[Stored items from a collection]
>>

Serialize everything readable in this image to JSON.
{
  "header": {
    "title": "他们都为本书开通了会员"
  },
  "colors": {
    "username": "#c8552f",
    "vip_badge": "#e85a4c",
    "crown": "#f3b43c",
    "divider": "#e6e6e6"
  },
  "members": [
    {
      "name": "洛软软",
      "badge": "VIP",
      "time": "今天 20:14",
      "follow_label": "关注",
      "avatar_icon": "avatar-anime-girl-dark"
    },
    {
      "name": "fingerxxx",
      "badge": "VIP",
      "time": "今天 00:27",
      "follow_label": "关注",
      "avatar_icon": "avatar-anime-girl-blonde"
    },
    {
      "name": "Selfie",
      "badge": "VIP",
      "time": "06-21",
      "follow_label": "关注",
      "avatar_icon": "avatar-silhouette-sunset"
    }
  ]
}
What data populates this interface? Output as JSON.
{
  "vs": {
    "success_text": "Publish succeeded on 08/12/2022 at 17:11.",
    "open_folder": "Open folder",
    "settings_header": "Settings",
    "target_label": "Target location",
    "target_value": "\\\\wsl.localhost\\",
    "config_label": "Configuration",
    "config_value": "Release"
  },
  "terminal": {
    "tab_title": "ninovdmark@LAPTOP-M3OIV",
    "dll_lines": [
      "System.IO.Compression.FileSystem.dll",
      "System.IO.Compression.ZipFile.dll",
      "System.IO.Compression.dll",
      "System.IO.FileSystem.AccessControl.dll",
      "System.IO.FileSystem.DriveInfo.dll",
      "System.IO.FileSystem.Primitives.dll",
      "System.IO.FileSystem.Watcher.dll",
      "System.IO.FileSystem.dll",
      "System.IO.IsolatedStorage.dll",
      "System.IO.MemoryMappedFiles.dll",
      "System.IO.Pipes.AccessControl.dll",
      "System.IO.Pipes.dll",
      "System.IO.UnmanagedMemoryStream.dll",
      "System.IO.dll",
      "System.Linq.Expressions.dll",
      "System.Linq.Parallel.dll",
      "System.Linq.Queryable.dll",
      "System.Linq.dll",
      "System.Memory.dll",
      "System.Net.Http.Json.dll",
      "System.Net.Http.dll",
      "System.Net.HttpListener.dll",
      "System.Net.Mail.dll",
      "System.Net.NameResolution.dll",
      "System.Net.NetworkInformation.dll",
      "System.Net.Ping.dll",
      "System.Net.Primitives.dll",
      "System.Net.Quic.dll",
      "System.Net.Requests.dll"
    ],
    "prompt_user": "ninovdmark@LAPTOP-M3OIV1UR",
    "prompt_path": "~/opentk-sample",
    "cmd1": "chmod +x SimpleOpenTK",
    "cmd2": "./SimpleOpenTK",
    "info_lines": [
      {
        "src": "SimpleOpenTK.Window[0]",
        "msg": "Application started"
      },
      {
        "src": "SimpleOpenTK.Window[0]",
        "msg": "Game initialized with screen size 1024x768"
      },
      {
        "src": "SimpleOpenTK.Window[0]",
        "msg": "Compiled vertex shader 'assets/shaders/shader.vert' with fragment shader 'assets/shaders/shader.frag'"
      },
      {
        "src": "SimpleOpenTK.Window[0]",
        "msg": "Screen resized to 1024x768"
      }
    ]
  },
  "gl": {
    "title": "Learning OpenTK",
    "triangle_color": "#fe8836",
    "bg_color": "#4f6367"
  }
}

<<

EXERCISE INSTRUCTIONS
Go through the material above and count the lines that contain "Pipes"; give that number alone.

ANSWER TO THE PROBLEM
2